[Lines of data]
● ● ● ●

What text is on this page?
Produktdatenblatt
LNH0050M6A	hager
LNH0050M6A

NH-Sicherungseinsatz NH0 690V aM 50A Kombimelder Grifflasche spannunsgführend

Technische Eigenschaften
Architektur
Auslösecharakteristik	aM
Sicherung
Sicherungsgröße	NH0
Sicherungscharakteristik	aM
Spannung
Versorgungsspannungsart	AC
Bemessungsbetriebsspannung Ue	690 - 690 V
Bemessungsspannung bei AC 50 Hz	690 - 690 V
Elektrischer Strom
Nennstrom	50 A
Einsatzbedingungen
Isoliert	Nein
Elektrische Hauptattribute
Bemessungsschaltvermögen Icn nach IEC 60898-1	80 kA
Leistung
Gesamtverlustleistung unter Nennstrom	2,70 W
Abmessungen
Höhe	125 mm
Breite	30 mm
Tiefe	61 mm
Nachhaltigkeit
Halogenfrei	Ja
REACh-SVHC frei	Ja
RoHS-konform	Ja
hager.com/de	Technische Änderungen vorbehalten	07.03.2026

● ● ● ●

THE REQUEST => Filter lines by "Nennstrom" and return each hit.

RIGHT ANSWER =>
Nennstrom	50 A
Gesamtverlustleistung unter Nennstrom	2,70 W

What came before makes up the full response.